## [EXERCISE REQUIREMENTS]
Pull every line containing "красный" out of the material below.
*****
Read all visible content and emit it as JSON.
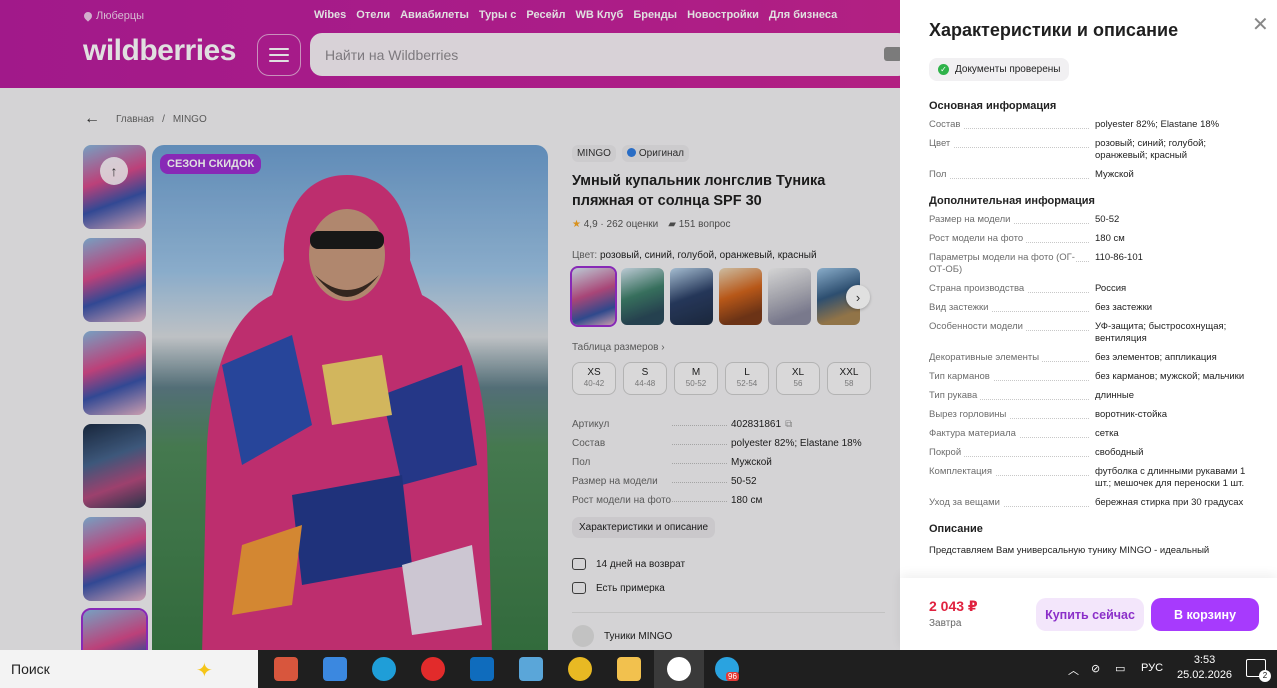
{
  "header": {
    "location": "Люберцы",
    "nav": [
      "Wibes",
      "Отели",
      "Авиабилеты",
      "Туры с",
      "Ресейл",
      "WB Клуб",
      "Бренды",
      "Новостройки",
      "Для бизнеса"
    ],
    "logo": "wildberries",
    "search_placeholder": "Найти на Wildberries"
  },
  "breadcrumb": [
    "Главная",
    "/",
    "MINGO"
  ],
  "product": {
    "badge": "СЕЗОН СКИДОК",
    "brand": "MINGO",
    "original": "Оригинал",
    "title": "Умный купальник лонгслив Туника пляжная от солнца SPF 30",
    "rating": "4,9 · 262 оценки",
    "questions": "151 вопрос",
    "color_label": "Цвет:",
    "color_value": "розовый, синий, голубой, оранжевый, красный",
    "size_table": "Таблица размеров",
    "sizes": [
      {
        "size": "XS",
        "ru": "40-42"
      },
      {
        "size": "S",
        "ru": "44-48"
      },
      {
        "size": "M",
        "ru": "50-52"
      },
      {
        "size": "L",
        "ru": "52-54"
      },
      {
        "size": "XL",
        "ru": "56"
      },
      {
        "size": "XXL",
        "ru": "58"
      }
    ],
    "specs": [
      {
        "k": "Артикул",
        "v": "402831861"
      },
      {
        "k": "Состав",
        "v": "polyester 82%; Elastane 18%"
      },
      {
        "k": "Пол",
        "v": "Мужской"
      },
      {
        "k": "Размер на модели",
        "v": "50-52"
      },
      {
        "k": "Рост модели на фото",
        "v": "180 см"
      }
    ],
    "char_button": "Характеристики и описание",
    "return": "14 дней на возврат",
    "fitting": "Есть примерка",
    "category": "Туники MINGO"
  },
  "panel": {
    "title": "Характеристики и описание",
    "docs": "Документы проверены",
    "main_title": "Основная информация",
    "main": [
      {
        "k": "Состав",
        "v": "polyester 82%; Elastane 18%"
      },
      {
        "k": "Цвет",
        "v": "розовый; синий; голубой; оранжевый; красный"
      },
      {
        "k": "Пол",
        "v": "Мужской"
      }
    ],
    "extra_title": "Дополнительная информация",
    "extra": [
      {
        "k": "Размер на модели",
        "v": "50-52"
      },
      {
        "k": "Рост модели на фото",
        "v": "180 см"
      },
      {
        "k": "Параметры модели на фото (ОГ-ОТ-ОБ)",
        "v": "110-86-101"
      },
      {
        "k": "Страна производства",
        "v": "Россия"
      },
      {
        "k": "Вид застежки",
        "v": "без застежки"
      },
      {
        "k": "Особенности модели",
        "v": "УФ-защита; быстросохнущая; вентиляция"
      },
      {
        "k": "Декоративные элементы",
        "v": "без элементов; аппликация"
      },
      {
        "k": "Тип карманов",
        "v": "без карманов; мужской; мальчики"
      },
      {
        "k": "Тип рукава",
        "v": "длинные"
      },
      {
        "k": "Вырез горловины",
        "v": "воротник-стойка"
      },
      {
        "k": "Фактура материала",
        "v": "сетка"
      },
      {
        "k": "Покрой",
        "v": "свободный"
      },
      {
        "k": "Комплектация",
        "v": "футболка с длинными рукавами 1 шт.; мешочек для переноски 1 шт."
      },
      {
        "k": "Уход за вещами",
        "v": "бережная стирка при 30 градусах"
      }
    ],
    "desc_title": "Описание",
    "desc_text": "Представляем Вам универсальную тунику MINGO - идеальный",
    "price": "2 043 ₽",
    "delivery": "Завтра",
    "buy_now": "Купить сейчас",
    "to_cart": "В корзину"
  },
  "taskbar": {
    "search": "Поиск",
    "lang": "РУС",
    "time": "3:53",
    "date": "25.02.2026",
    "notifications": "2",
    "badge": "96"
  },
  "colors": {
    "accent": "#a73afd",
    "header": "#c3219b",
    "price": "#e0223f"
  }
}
*****
## [COMPLETE OUTPUT]
    "color_value": "розовый, синий, голубой, оранжевый, красный",
        "v": "розовый; синий; голубой; оранжевый; красный"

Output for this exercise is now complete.